TASK GOAL: Tally how many lines of these entries hold the string "обеспечение". Return the number alone.

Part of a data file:
::::
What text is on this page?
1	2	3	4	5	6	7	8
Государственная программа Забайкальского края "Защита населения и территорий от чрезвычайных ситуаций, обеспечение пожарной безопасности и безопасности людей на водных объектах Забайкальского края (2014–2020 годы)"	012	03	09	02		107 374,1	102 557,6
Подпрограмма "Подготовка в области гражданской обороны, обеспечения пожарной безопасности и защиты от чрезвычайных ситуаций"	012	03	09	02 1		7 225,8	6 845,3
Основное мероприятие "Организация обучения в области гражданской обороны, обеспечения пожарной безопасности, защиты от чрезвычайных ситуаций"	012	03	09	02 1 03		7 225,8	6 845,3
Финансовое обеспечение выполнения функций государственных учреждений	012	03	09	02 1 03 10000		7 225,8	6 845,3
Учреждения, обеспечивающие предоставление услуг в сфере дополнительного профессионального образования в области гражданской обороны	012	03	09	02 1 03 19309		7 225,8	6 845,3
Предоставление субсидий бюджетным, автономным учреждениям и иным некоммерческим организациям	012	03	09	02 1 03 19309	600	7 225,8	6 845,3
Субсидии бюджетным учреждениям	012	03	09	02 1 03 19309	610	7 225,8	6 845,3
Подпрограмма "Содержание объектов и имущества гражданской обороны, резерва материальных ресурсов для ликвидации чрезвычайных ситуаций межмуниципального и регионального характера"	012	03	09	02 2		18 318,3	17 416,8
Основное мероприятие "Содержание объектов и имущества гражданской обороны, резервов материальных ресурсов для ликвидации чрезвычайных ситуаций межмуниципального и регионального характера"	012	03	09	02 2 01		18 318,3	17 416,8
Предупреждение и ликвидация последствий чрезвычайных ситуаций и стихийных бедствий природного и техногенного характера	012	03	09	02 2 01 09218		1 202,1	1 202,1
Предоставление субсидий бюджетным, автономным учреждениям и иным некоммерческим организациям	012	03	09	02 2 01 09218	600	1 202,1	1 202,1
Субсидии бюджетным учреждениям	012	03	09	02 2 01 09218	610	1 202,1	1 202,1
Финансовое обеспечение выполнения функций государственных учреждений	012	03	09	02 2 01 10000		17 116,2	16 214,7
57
::::
RESULT FOR THIS EXERCISE: 3